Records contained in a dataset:

* start *

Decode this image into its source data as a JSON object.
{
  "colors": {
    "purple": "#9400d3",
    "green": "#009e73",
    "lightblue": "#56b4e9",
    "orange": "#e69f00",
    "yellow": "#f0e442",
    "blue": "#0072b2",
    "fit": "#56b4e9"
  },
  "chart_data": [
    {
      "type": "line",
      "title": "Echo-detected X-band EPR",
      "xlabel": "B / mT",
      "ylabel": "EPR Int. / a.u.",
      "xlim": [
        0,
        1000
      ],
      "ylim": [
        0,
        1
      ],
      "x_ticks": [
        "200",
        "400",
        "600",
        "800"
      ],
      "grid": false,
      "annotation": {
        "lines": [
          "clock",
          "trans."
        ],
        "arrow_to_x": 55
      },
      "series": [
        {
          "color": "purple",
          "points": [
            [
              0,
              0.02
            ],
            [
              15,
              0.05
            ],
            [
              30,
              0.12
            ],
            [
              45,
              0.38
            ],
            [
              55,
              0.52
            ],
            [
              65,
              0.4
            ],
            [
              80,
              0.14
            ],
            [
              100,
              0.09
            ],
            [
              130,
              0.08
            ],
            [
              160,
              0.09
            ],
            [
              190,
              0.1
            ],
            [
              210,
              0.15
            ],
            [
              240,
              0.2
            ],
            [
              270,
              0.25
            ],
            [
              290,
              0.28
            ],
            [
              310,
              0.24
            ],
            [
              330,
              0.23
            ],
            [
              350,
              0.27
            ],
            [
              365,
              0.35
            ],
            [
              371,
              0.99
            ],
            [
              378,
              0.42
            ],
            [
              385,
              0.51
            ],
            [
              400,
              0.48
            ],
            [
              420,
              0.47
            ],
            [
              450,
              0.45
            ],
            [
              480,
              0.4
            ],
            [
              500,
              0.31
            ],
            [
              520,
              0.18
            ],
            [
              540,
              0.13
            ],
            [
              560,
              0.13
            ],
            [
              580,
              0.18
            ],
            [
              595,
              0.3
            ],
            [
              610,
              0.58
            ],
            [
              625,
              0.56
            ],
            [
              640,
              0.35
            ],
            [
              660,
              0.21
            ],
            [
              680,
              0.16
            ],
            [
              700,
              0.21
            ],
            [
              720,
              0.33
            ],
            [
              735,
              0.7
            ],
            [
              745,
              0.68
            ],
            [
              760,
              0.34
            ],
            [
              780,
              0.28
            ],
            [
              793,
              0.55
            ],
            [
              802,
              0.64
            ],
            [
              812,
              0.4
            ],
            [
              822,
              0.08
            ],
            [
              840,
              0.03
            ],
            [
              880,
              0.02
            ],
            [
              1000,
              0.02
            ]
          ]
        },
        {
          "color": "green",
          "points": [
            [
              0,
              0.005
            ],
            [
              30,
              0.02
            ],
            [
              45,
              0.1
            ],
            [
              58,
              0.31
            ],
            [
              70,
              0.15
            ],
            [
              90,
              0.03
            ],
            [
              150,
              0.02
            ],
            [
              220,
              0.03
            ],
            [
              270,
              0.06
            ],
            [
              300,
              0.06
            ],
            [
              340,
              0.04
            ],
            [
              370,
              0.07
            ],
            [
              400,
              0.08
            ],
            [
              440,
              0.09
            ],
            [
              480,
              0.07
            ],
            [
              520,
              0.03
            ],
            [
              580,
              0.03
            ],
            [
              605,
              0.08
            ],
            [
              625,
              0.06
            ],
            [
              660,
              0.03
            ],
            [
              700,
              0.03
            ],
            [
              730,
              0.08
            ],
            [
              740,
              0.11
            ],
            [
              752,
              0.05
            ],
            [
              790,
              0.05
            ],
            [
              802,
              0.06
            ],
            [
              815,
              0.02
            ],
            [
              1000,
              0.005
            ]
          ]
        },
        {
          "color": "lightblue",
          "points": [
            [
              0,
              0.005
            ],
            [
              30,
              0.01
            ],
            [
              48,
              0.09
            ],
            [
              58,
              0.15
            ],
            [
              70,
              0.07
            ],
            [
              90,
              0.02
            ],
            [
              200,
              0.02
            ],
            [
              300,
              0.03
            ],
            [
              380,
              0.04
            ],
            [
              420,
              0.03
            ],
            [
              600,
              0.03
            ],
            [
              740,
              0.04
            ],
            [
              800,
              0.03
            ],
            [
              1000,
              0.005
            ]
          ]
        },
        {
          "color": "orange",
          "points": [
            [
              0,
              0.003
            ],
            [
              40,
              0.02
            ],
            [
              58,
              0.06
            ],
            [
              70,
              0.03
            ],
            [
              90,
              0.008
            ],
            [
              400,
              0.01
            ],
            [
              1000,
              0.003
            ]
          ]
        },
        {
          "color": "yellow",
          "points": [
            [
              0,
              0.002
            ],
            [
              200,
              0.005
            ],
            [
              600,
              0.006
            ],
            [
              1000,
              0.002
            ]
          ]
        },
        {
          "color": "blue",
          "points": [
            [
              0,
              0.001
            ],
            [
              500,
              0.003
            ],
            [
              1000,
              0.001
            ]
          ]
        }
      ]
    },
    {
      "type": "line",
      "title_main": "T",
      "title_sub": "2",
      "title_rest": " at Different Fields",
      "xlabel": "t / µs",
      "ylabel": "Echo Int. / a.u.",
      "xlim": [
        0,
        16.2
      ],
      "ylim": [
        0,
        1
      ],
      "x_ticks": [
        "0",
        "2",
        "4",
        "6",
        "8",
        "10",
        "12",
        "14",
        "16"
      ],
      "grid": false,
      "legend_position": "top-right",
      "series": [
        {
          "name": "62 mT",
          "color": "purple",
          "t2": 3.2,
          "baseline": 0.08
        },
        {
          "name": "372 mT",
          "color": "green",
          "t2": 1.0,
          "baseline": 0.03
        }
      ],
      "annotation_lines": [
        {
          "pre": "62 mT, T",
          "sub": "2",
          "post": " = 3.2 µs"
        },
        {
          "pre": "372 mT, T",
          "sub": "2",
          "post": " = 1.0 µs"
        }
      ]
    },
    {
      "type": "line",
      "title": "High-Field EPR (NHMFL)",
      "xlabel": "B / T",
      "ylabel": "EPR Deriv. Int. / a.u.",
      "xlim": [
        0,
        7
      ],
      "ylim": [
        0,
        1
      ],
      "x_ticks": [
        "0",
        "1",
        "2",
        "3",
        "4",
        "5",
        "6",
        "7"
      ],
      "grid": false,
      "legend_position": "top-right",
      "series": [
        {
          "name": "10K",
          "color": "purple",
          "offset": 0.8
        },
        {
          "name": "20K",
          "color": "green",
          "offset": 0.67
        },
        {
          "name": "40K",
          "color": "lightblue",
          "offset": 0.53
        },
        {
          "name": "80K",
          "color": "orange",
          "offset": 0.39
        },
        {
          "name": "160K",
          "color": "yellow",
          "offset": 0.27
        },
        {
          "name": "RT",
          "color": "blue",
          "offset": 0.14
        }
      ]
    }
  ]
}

* end *

## Required work
State how many lines of the records above contain the word "Echo", and give only that number.

## The output
2